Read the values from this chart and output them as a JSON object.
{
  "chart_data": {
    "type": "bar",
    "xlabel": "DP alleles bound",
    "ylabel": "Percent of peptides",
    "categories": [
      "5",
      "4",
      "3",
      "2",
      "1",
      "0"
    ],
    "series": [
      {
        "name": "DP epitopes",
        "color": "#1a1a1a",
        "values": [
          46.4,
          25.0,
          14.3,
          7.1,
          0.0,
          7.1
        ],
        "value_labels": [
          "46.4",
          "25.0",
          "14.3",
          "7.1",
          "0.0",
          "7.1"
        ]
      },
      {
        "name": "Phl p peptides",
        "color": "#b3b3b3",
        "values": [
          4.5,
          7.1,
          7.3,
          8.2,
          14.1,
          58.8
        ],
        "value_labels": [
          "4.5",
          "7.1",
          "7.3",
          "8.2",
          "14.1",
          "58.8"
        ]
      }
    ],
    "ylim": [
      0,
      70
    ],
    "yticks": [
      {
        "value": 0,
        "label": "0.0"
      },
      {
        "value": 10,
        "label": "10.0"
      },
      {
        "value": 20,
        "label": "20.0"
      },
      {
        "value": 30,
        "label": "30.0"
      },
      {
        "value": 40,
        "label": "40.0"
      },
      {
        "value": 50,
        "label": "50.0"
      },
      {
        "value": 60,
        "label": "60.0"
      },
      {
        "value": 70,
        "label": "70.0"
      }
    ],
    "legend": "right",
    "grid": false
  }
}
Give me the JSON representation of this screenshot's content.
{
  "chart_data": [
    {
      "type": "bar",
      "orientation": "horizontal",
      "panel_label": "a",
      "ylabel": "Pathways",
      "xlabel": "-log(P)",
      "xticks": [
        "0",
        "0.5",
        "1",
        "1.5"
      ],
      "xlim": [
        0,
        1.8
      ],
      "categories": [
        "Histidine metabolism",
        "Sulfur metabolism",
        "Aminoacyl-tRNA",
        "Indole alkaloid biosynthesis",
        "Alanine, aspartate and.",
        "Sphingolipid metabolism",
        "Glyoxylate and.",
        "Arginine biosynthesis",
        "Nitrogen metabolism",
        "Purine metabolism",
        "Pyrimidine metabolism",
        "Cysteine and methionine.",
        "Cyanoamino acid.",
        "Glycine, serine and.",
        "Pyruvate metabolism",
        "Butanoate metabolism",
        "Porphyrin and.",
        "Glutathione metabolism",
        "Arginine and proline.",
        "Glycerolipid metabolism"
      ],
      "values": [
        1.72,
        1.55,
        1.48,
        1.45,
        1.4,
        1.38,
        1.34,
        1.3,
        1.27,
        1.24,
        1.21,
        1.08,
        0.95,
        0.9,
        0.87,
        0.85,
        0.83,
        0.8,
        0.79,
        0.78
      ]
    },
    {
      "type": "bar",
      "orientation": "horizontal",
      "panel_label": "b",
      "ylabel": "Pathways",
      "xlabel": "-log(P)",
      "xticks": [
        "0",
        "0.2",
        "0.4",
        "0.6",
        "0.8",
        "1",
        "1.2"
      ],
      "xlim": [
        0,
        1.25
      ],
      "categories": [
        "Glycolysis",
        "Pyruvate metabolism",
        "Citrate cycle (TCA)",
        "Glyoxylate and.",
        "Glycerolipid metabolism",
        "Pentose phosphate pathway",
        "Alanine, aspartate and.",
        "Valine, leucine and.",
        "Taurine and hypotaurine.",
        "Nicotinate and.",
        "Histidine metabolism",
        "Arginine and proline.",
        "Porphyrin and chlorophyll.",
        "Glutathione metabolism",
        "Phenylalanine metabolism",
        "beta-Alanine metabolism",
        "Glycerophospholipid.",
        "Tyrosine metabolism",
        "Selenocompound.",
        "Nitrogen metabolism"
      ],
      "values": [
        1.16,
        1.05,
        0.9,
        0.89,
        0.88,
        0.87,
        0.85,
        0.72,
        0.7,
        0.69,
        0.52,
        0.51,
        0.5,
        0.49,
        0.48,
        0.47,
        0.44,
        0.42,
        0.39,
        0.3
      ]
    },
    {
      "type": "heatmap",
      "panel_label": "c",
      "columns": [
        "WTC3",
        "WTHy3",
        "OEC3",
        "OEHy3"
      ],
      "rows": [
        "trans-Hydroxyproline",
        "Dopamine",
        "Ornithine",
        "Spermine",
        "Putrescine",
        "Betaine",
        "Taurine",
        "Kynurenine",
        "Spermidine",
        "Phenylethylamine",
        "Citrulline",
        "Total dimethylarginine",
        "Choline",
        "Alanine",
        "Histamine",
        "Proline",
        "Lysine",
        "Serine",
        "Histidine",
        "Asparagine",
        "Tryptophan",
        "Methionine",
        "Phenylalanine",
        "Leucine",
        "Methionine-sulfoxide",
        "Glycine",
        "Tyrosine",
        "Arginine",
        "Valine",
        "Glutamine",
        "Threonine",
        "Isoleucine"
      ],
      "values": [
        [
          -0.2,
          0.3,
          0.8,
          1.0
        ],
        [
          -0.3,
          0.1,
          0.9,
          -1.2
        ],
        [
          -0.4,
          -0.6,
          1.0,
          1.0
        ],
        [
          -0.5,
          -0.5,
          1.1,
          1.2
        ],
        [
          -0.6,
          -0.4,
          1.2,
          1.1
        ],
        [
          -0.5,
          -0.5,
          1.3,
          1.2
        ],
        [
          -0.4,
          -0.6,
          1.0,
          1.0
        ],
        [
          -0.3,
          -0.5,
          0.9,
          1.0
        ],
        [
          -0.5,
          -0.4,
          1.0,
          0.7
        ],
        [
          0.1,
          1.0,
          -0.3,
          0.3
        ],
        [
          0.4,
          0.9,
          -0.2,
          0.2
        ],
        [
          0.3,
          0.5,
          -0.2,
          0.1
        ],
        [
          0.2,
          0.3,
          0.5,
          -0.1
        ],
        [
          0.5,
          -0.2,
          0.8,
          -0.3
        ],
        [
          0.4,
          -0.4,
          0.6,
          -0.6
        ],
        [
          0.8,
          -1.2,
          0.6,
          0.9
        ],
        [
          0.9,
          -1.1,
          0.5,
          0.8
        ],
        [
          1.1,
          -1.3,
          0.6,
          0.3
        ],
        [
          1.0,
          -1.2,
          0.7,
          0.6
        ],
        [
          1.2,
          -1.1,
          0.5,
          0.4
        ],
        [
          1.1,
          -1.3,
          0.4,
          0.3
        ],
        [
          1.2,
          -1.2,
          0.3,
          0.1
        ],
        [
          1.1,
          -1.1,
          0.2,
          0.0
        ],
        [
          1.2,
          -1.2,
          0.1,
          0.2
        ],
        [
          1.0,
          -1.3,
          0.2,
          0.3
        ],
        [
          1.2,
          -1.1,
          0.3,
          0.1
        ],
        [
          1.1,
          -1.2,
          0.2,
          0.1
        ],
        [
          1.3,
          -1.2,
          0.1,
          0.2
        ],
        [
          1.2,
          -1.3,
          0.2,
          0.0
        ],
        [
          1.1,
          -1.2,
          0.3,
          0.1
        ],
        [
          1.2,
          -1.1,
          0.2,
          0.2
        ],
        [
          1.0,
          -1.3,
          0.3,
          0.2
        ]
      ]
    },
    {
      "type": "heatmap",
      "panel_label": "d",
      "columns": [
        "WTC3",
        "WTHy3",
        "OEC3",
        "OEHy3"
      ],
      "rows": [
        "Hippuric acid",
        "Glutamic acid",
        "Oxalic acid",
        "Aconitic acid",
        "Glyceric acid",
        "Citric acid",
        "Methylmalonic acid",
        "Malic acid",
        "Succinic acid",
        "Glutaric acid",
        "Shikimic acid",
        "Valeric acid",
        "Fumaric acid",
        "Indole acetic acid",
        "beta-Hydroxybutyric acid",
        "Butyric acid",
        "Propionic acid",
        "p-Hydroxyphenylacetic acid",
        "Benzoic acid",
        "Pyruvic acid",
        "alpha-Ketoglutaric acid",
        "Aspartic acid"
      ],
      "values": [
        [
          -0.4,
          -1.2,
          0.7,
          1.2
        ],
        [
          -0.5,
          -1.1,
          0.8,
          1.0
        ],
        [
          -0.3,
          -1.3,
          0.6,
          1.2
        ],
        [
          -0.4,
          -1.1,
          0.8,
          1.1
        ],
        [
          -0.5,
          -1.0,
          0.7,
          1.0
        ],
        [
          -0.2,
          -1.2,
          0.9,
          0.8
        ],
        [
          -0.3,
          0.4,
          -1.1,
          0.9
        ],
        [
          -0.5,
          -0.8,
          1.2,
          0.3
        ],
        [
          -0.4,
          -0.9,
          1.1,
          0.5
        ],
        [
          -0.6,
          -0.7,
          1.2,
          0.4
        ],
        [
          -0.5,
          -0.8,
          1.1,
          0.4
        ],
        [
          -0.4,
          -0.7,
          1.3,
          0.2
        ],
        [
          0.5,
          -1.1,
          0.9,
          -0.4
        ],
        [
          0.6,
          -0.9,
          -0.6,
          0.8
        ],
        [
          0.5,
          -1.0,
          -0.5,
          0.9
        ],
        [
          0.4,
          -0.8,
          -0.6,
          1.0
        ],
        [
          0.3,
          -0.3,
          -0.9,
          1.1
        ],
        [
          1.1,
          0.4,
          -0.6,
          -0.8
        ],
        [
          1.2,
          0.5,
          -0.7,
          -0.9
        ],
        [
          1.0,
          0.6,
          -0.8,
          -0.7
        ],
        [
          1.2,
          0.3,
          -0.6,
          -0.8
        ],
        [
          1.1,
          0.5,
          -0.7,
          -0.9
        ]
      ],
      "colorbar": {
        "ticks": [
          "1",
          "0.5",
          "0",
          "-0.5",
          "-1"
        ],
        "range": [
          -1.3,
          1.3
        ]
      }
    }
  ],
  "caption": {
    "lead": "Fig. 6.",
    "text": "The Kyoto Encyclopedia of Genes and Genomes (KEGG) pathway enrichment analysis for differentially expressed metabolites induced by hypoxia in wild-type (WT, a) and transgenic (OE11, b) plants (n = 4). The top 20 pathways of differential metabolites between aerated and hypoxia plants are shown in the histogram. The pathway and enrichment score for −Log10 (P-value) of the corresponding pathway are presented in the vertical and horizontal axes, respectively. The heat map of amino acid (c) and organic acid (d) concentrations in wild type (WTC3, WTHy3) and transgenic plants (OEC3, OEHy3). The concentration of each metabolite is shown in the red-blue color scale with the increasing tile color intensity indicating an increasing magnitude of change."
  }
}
□ □ □ □ □ □ □
* [ACTIVITY]:
Pull out each line of the records holding the string "Phenylalanine".

* [TASK RESULT]:
        "Phenylalanine metabolism",
        "Phenylalanine",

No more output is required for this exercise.